__Stated problem__.
Give only a count of the lines that include the string "name".
- - -
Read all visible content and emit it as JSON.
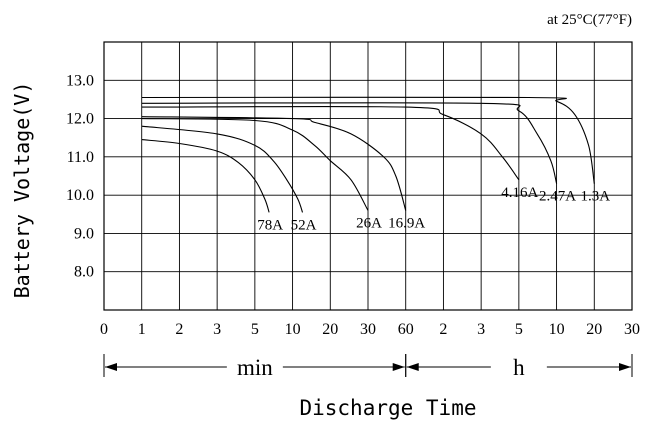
{
  "chart_data": {
    "type": "line",
    "condition": "at 25°C(77°F)",
    "xlabel": "Discharge Time",
    "ylabel": "Battery Voltage(V)",
    "ylim": [
      7.0,
      14.0
    ],
    "yticks": [
      "13.0",
      "12.0",
      "11.0",
      "10.0",
      "9.0",
      "8.0"
    ],
    "x_scale": "log",
    "xticks": [
      {
        "label": "0",
        "minutes": 0.5
      },
      {
        "label": "1",
        "minutes": 1
      },
      {
        "label": "2",
        "minutes": 2
      },
      {
        "label": "3",
        "minutes": 3
      },
      {
        "label": "5",
        "minutes": 5
      },
      {
        "label": "10",
        "minutes": 10
      },
      {
        "label": "20",
        "minutes": 20
      },
      {
        "label": "30",
        "minutes": 30
      },
      {
        "label": "60",
        "minutes": 60
      },
      {
        "label": "2",
        "minutes": 120
      },
      {
        "label": "3",
        "minutes": 180
      },
      {
        "label": "5",
        "minutes": 300
      },
      {
        "label": "10",
        "minutes": 600
      },
      {
        "label": "20",
        "minutes": 1200
      },
      {
        "label": "30",
        "minutes": 1800
      }
    ],
    "unit_ranges": [
      {
        "label": "min",
        "from_minutes": 0.5,
        "to_minutes": 60
      },
      {
        "label": "h",
        "from_minutes": 60,
        "to_minutes": 1800
      }
    ],
    "series": [
      {
        "name": "78A",
        "points": [
          [
            1,
            11.45
          ],
          [
            2,
            11.35
          ],
          [
            3,
            11.15
          ],
          [
            4,
            10.85
          ],
          [
            5,
            10.4
          ],
          [
            6,
            9.9
          ],
          [
            6.5,
            9.55
          ]
        ]
      },
      {
        "name": "52A",
        "points": [
          [
            1,
            11.8
          ],
          [
            3,
            11.6
          ],
          [
            5,
            11.3
          ],
          [
            7,
            10.9
          ],
          [
            9,
            10.4
          ],
          [
            11,
            9.9
          ],
          [
            12,
            9.55
          ]
        ]
      },
      {
        "name": "26A",
        "points": [
          [
            1,
            12.0
          ],
          [
            5,
            11.95
          ],
          [
            10,
            11.7
          ],
          [
            15,
            11.3
          ],
          [
            20,
            10.9
          ],
          [
            25,
            10.4
          ],
          [
            30,
            9.6
          ]
        ]
      },
      {
        "name": "16.9A",
        "points": [
          [
            1,
            12.05
          ],
          [
            10,
            12.0
          ],
          [
            15,
            11.9
          ],
          [
            25,
            11.6
          ],
          [
            40,
            11.0
          ],
          [
            50,
            10.5
          ],
          [
            60,
            9.6
          ]
        ]
      },
      {
        "name": "4.16A",
        "points": [
          [
            1,
            12.3
          ],
          [
            60,
            12.3
          ],
          [
            120,
            12.1
          ],
          [
            180,
            11.6
          ],
          [
            240,
            11.0
          ],
          [
            300,
            10.4
          ]
        ]
      },
      {
        "name": "2.47A",
        "points": [
          [
            1,
            12.4
          ],
          [
            180,
            12.4
          ],
          [
            300,
            12.2
          ],
          [
            420,
            11.6
          ],
          [
            540,
            10.9
          ],
          [
            600,
            10.3
          ]
        ]
      },
      {
        "name": "1.3A",
        "points": [
          [
            1,
            12.55
          ],
          [
            360,
            12.55
          ],
          [
            600,
            12.45
          ],
          [
            840,
            12.1
          ],
          [
            1080,
            11.3
          ],
          [
            1200,
            10.3
          ]
        ]
      }
    ],
    "colors": {
      "line": "#000000",
      "grid": "#000000",
      "background": "#ffffff"
    }
  }
}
- - -
__Full solution__.
7